======== Provided data ========
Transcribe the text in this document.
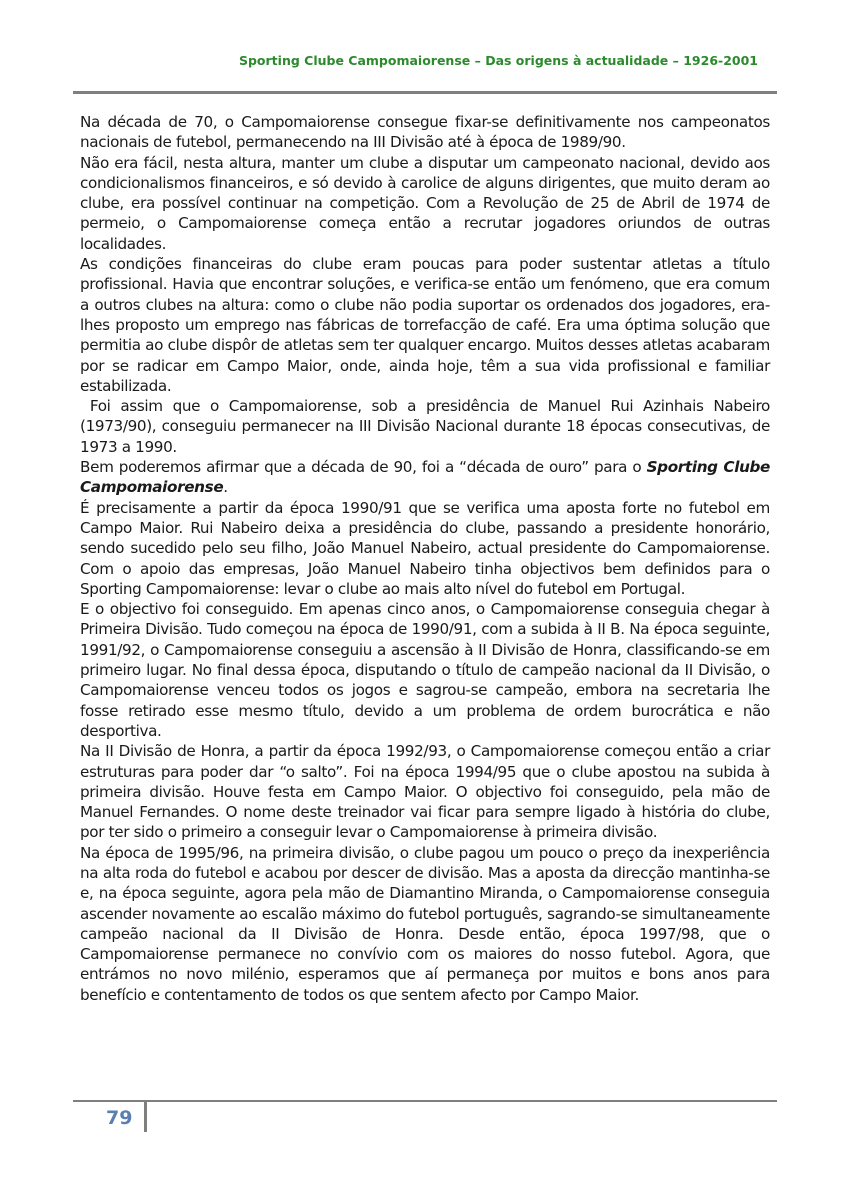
Sporting Clube Campomaiorense – Das origens à actualidade – 1926-2001

Na década de 70, o Campomaiorense consegue fixar-se definitivamente nos campeonatos nacionais de futebol, permanecendo na III Divisão até à época de 1989/90.

Não era fácil, nesta altura, manter um clube a disputar um campeonato nacional, devido aos condicionalismos financeiros, e só devido à carolice de alguns dirigentes, que muito deram ao clube, era possível continuar na competição. Com a Revolução de 25 de Abril de 1974 de permeio, o Campomaiorense começa então a recrutar jogadores oriundos de outras localidades.

As condições financeiras do clube eram poucas para poder sustentar atletas a título profissional. Havia que encontrar soluções, e verifica-se então um fenómeno, que era comum a outros clubes na altura: como o clube não podia suportar os ordenados dos jogadores, era-lhes proposto um emprego nas fábricas de torrefacção de café. Era uma óptima solução que permitia ao clube dispôr de atletas sem ter qualquer encargo. Muitos desses atletas acabaram por se radicar em Campo Maior, onde, ainda hoje, têm a sua vida profissional e familiar estabilizada.

Foi assim que o Campomaiorense, sob a presidência de Manuel Rui Azinhais Nabeiro (1973/90), conseguiu permanecer na III Divisão Nacional durante 18 épocas consecutivas, de 1973 a 1990.

Bem poderemos afirmar que a década de 90, foi a “década de ouro” para o Sporting Clube Campomaiorense.

É precisamente a partir da época 1990/91 que se verifica uma aposta forte no futebol em Campo Maior. Rui Nabeiro deixa a presidência do clube, passando a presidente honorário, sendo sucedido pelo seu filho, João Manuel Nabeiro, actual presidente do Campomaiorense. Com o apoio das empresas, João Manuel Nabeiro tinha objectivos bem definidos para o Sporting Campomaiorense: levar o clube ao mais alto nível do futebol em Portugal.

E o objectivo foi conseguido. Em apenas cinco anos, o Campomaiorense conseguia chegar à Primeira Divisão. Tudo começou na época de 1990/91, com a subida à II B. Na época seguinte, 1991/92, o Campomaiorense conseguiu a ascensão à II Divisão de Honra, classificando-se em primeiro lugar. No final dessa época, disputando o título de campeão nacional da II Divisão, o Campomaiorense venceu todos os jogos e sagrou-se campeão, embora na secretaria lhe fosse retirado esse mesmo título, devido a um problema de ordem burocrática e não desportiva.

Na II Divisão de Honra, a partir da época 1992/93, o Campomaiorense começou então a criar estruturas para poder dar “o salto”. Foi na época 1994/95 que o clube apostou na subida à primeira divisão. Houve festa em Campo Maior. O objectivo foi conseguido, pela mão de Manuel Fernandes. O nome deste treinador vai ficar para sempre ligado à história do clube, por ter sido o primeiro a conseguir levar o Campomaiorense à primeira divisão.

Na época de 1995/96, na primeira divisão, o clube pagou um pouco o preço da inexperiência na alta roda do futebol e acabou por descer de divisão. Mas a aposta da direcção mantinha-se e, na época seguinte, agora pela mão de Diamantino Miranda, o Campomaiorense conseguia ascender novamente ao escalão máximo do futebol português, sagrando-se simultaneamente campeão nacional da II Divisão de Honra. Desde então, época 1997/98, que o Campomaiorense permanece no convívio com os maiores do nosso futebol. Agora, que entrámos no novo milénio, esperamos que aí permaneça por muitos e bons anos para benefício e contentamento de todos os que sentem afecto por Campo Maior.

79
========
Output the entries above exactly. Drop the pictures.

Transcribe the text in this document.
Sporting Clube Campomaiorense – Das origens à actualidade – 1926-2001

Na década de 70, o Campomaiorense consegue fixar-se definitivamente nos campeonatos nacionais de futebol, permanecendo na III Divisão até à época de 1989/90.

Não era fácil, nesta altura, manter um clube a disputar um campeonato nacional, devido aos condicionalismos financeiros, e só devido à carolice de alguns dirigentes, que muito deram ao clube, era possível continuar na competição. Com a Revolução de 25 de Abril de 1974 de permeio, o Campomaiorense começa então a recrutar jogadores oriundos de outras localidades.

As condições financeiras do clube eram poucas para poder sustentar atletas a título profissional. Havia que encontrar soluções, e verifica-se então um fenómeno, que era comum a outros clubes na altura: como o clube não podia suportar os ordenados dos jogadores, era-lhes proposto um emprego nas fábricas de torrefacção de café. Era uma óptima solução que permitia ao clube dispôr de atletas sem ter qualquer encargo. Muitos desses atletas acabaram por se radicar em Campo Maior, onde, ainda hoje, têm a sua vida profissional e familiar estabilizada.

Foi assim que o Campomaiorense, sob a presidência de Manuel Rui Azinhais Nabeiro (1973/90), conseguiu permanecer na III Divisão Nacional durante 18 épocas consecutivas, de 1973 a 1990.

Bem poderemos afirmar que a década de 90, foi a “década de ouro” para o Sporting Clube Campomaiorense.

É precisamente a partir da época 1990/91 que se verifica uma aposta forte no futebol em Campo Maior. Rui Nabeiro deixa a presidência do clube, passando a presidente honorário, sendo sucedido pelo seu filho, João Manuel Nabeiro, actual presidente do Campomaiorense. Com o apoio das empresas, João Manuel Nabeiro tinha objectivos bem definidos para o Sporting Campomaiorense: levar o clube ao mais alto nível do futebol em Portugal.

E o objectivo foi conseguido. Em apenas cinco anos, o Campomaiorense conseguia chegar à Primeira Divisão. Tudo começou na época de 1990/91, com a subida à II B. Na época seguinte, 1991/92, o Campomaiorense conseguiu a ascensão à II Divisão de Honra, classificando-se em primeiro lugar. No final dessa época, disputando o título de campeão nacional da II Divisão, o Campomaiorense venceu todos os jogos e sagrou-se campeão, embora na secretaria lhe fosse retirado esse mesmo título, devido a um problema de ordem burocrática e não desportiva.

Na II Divisão de Honra, a partir da época 1992/93, o Campomaiorense começou então a criar estruturas para poder dar “o salto”. Foi na época 1994/95 que o clube apostou na subida à primeira divisão. Houve festa em Campo Maior. O objectivo foi conseguido, pela mão de Manuel Fernandes. O nome deste treinador vai ficar para sempre ligado à história do clube, por ter sido o primeiro a conseguir levar o Campomaiorense à primeira divisão.

Na época de 1995/96, na primeira divisão, o clube pagou um pouco o preço da inexperiência na alta roda do futebol e acabou por descer de divisão. Mas a aposta da direcção mantinha-se e, na época seguinte, agora pela mão de Diamantino Miranda, o Campomaiorense conseguia ascender novamente ao escalão máximo do futebol português, sagrando-se simultaneamente campeão nacional da II Divisão de Honra. Desde então, época 1997/98, que o Campomaiorense permanece no convívio com os maiores do nosso futebol. Agora, que entrámos no novo milénio, esperamos que aí permaneça por muitos e bons anos para benefício e contentamento de todos os que sentem afecto por Campo Maior.

79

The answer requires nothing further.